**What the exercise asks:** Find how many lines hold the word "permanent" and give that number only.

**Rows:**
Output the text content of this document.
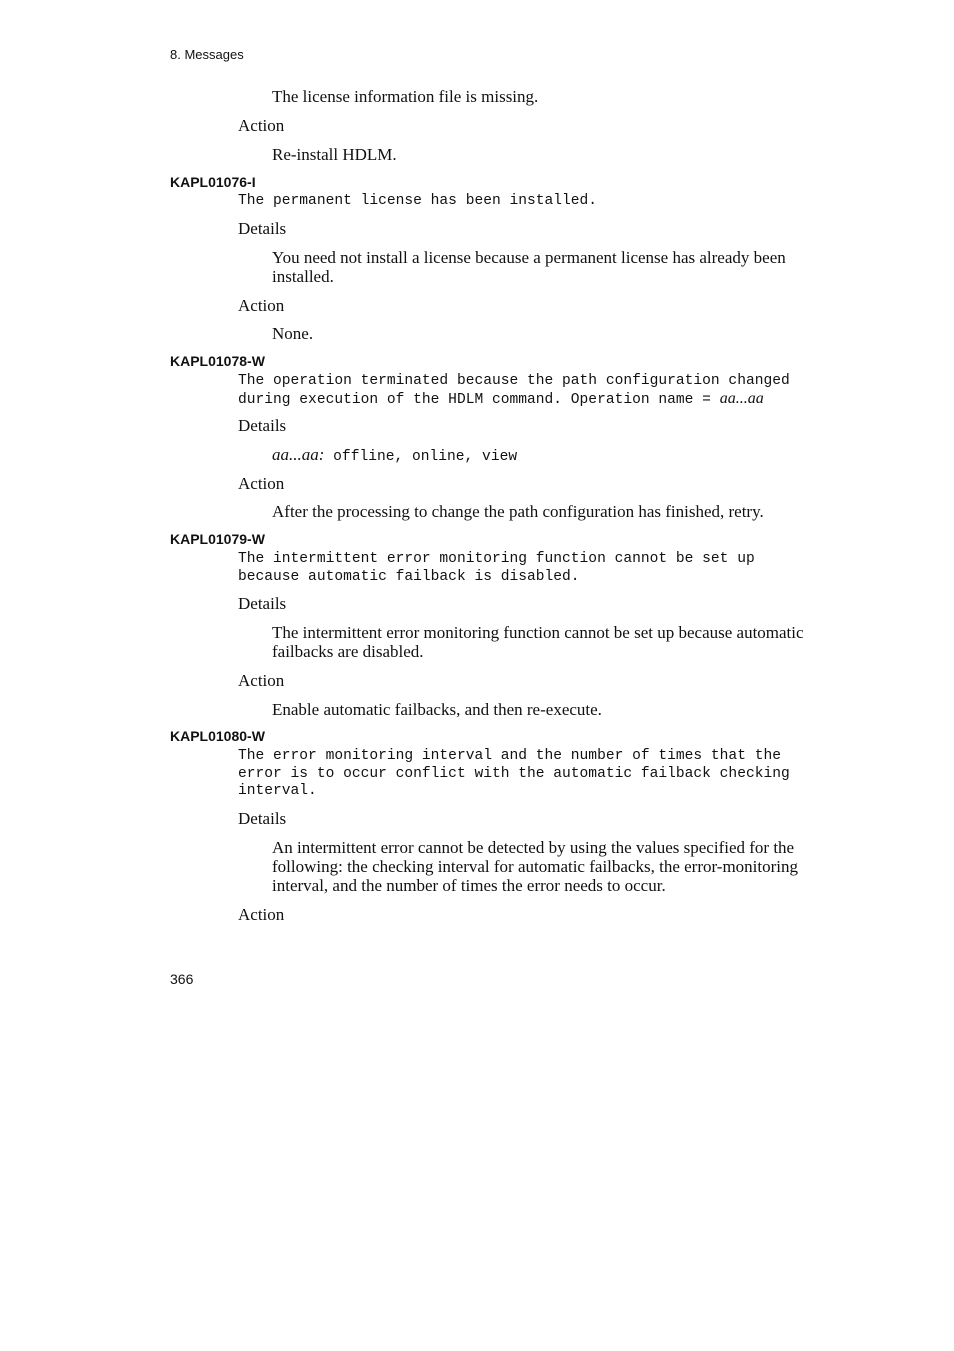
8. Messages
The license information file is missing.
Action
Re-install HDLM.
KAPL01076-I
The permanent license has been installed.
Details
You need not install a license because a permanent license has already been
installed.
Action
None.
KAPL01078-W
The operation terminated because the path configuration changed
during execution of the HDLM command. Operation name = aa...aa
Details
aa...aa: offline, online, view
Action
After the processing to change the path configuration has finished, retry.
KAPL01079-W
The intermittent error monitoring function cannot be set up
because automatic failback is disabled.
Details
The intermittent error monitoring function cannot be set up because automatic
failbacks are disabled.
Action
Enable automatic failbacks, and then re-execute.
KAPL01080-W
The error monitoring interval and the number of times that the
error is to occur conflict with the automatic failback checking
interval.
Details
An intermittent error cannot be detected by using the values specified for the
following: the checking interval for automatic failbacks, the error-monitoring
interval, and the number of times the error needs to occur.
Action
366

**Complete answer:** 2